# [Problem requirements]
Reading down the listing below, count the lines where the word "name" shows up, then give only that count.

======== Stored records

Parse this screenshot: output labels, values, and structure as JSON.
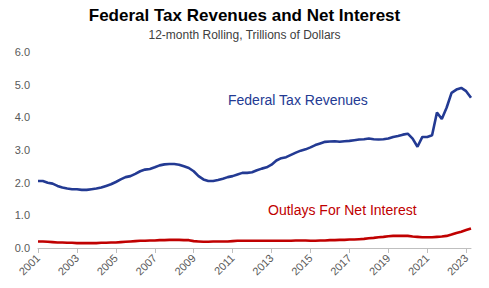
{
  "chart_data": {
    "type": "line",
    "title": "Federal Tax Revenues and Net Interest",
    "subtitle": "12-month Rolling, Trillions of Dollars",
    "x": [
      2001,
      2001.25,
      2001.5,
      2001.75,
      2002,
      2002.25,
      2002.5,
      2002.75,
      2003,
      2003.25,
      2003.5,
      2003.75,
      2004,
      2004.25,
      2004.5,
      2004.75,
      2005,
      2005.25,
      2005.5,
      2005.75,
      2006,
      2006.25,
      2006.5,
      2006.75,
      2007,
      2007.25,
      2007.5,
      2007.75,
      2008,
      2008.25,
      2008.5,
      2008.75,
      2009,
      2009.25,
      2009.5,
      2009.75,
      2010,
      2010.25,
      2010.5,
      2010.75,
      2011,
      2011.25,
      2011.5,
      2011.75,
      2012,
      2012.25,
      2012.5,
      2012.75,
      2013,
      2013.25,
      2013.5,
      2013.75,
      2014,
      2014.25,
      2014.5,
      2014.75,
      2015,
      2015.25,
      2015.5,
      2015.75,
      2016,
      2016.25,
      2016.5,
      2016.75,
      2017,
      2017.25,
      2017.5,
      2017.75,
      2018,
      2018.25,
      2018.5,
      2018.75,
      2019,
      2019.25,
      2019.5,
      2019.75,
      2020,
      2020.25,
      2020.5,
      2020.75,
      2021,
      2021.25,
      2021.5,
      2021.75,
      2022,
      2022.25,
      2022.5,
      2022.75,
      2023,
      2023.25
    ],
    "series": [
      {
        "name": "Federal Tax Revenues",
        "color": "#233a93",
        "values": [
          2.05,
          2.05,
          2.0,
          1.97,
          1.9,
          1.85,
          1.82,
          1.8,
          1.8,
          1.78,
          1.78,
          1.8,
          1.82,
          1.85,
          1.9,
          1.95,
          2.02,
          2.1,
          2.17,
          2.2,
          2.27,
          2.35,
          2.4,
          2.42,
          2.47,
          2.53,
          2.56,
          2.57,
          2.57,
          2.55,
          2.5,
          2.45,
          2.35,
          2.2,
          2.1,
          2.05,
          2.05,
          2.08,
          2.12,
          2.17,
          2.2,
          2.25,
          2.3,
          2.3,
          2.32,
          2.38,
          2.43,
          2.47,
          2.55,
          2.68,
          2.75,
          2.78,
          2.85,
          2.92,
          2.98,
          3.02,
          3.08,
          3.15,
          3.2,
          3.25,
          3.26,
          3.27,
          3.25,
          3.27,
          3.28,
          3.3,
          3.32,
          3.33,
          3.35,
          3.33,
          3.32,
          3.33,
          3.35,
          3.4,
          3.43,
          3.47,
          3.5,
          3.35,
          3.1,
          3.4,
          3.4,
          3.45,
          4.15,
          3.95,
          4.3,
          4.75,
          4.85,
          4.9,
          4.8,
          4.6
        ]
      },
      {
        "name": "Outlays For Net Interest",
        "color": "#c00000",
        "values": [
          0.2,
          0.2,
          0.19,
          0.18,
          0.17,
          0.17,
          0.16,
          0.16,
          0.15,
          0.15,
          0.15,
          0.15,
          0.15,
          0.16,
          0.16,
          0.17,
          0.17,
          0.18,
          0.19,
          0.2,
          0.21,
          0.22,
          0.22,
          0.23,
          0.23,
          0.24,
          0.24,
          0.25,
          0.25,
          0.25,
          0.24,
          0.24,
          0.21,
          0.2,
          0.19,
          0.19,
          0.2,
          0.2,
          0.2,
          0.2,
          0.21,
          0.22,
          0.22,
          0.22,
          0.22,
          0.22,
          0.22,
          0.22,
          0.22,
          0.22,
          0.22,
          0.22,
          0.22,
          0.23,
          0.23,
          0.23,
          0.22,
          0.22,
          0.23,
          0.23,
          0.24,
          0.24,
          0.25,
          0.25,
          0.26,
          0.26,
          0.27,
          0.28,
          0.3,
          0.31,
          0.33,
          0.34,
          0.36,
          0.37,
          0.37,
          0.37,
          0.37,
          0.35,
          0.34,
          0.33,
          0.33,
          0.33,
          0.34,
          0.35,
          0.37,
          0.41,
          0.46,
          0.5,
          0.55,
          0.6
        ]
      }
    ],
    "xlim": [
      2001,
      2023.25
    ],
    "xticks": [
      2001,
      2003,
      2005,
      2007,
      2009,
      2011,
      2013,
      2015,
      2017,
      2019,
      2021,
      2023
    ],
    "ylim": [
      0,
      6
    ],
    "yticks": [
      {
        "value": 0,
        "label": "0.0"
      },
      {
        "value": 1,
        "label": "1.0"
      },
      {
        "value": 2,
        "label": "2.0"
      },
      {
        "value": 3,
        "label": "3.0"
      },
      {
        "value": 4,
        "label": "4.0"
      },
      {
        "value": 5,
        "label": "5.0"
      },
      {
        "value": 6,
        "label": "6.0"
      }
    ],
    "grid": false
  }
}
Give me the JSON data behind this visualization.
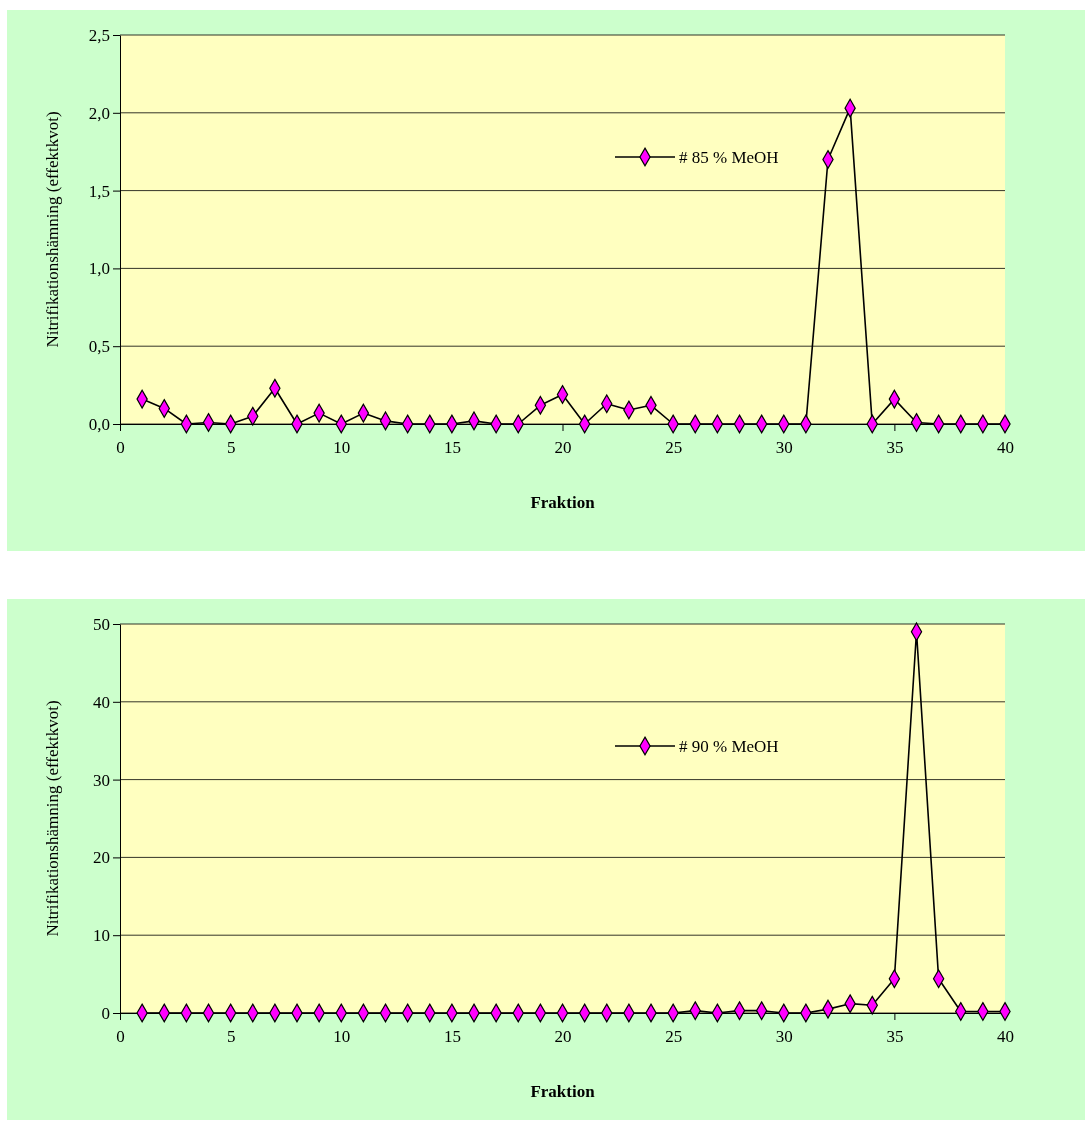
{
  "chart_data": [
    {
      "type": "line",
      "xlabel": "Fraktion",
      "ylabel": "Nitrifikationshämning (effektkvot)",
      "x": [
        1,
        2,
        3,
        4,
        5,
        6,
        7,
        8,
        9,
        10,
        11,
        12,
        13,
        14,
        15,
        16,
        17,
        18,
        19,
        20,
        21,
        22,
        23,
        24,
        25,
        26,
        27,
        28,
        29,
        30,
        31,
        32,
        33,
        34,
        35,
        36,
        37,
        38,
        39,
        40
      ],
      "series": [
        {
          "name": "# 85 % MeOH",
          "color": "#ff00ff",
          "values": [
            0.16,
            0.1,
            0,
            0.01,
            0,
            0.05,
            0.23,
            0,
            0.07,
            0,
            0.07,
            0.02,
            0,
            0,
            0,
            0.02,
            0,
            0,
            0.12,
            0.19,
            0,
            0.13,
            0.09,
            0.12,
            0,
            0,
            0,
            0,
            0,
            0,
            0,
            1.7,
            2.03,
            0,
            0.16,
            0.01,
            0,
            0,
            0,
            0
          ]
        }
      ],
      "xlim": [
        0,
        40
      ],
      "xticks": [
        0,
        5,
        10,
        15,
        20,
        25,
        30,
        35,
        40
      ],
      "ylim": [
        0,
        2.5
      ],
      "yticks": [
        {
          "value": 0,
          "label": "0,0"
        },
        {
          "value": 0.5,
          "label": "0,5"
        },
        {
          "value": 1,
          "label": "1,0"
        },
        {
          "value": 1.5,
          "label": "1,5"
        },
        {
          "value": 2,
          "label": "2,0"
        },
        {
          "value": 2.5,
          "label": "2,5"
        }
      ],
      "grid": "y",
      "legend": "top right",
      "marker": "diamond",
      "line_style": "solid"
    },
    {
      "type": "line",
      "xlabel": "Fraktion",
      "ylabel": "Nitrifikationshämning (effektkvot)",
      "x": [
        1,
        2,
        3,
        4,
        5,
        6,
        7,
        8,
        9,
        10,
        11,
        12,
        13,
        14,
        15,
        16,
        17,
        18,
        19,
        20,
        21,
        22,
        23,
        24,
        25,
        26,
        27,
        28,
        29,
        30,
        31,
        32,
        33,
        34,
        35,
        36,
        37,
        38,
        39,
        40
      ],
      "series": [
        {
          "name": "# 90 % MeOH",
          "color": "#ff00ff",
          "values": [
            0,
            0,
            0,
            0,
            0,
            0,
            0,
            0,
            0,
            0,
            0,
            0,
            0,
            0,
            0,
            0,
            0,
            0,
            0,
            0,
            0,
            0,
            0,
            0,
            0,
            0.3,
            0,
            0.3,
            0.3,
            0,
            0,
            0.5,
            1.2,
            1.0,
            4.4,
            49,
            4.4,
            0.2,
            0.2,
            0.2
          ]
        }
      ],
      "xlim": [
        0,
        40
      ],
      "xticks": [
        0,
        5,
        10,
        15,
        20,
        25,
        30,
        35,
        40
      ],
      "ylim": [
        0,
        50
      ],
      "yticks": [
        0,
        10,
        20,
        30,
        40,
        50
      ],
      "grid": "y",
      "legend": "top right",
      "marker": "diamond",
      "line_style": "solid"
    }
  ]
}
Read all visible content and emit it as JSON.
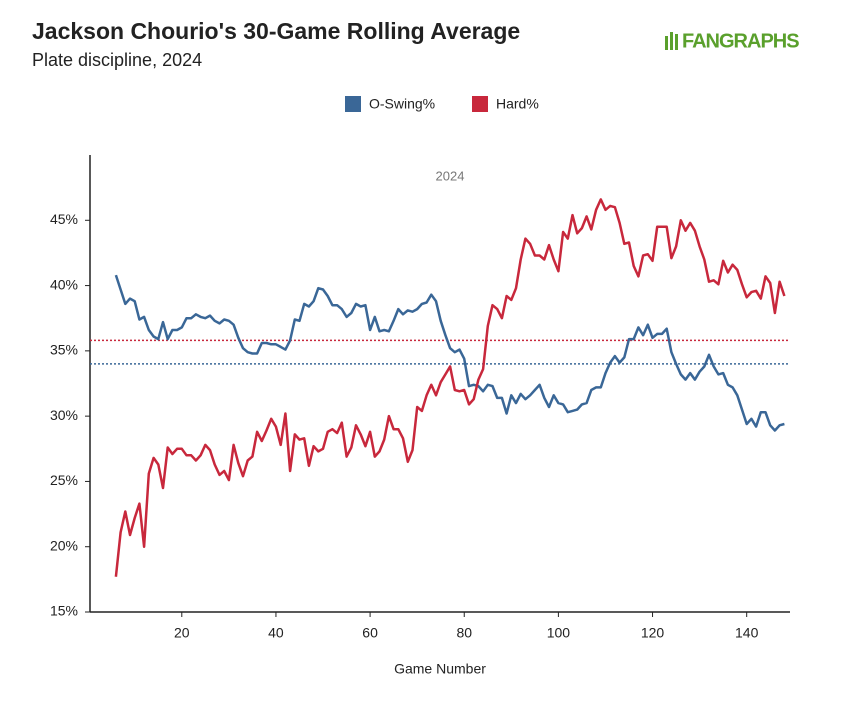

================

# [Task solution]
4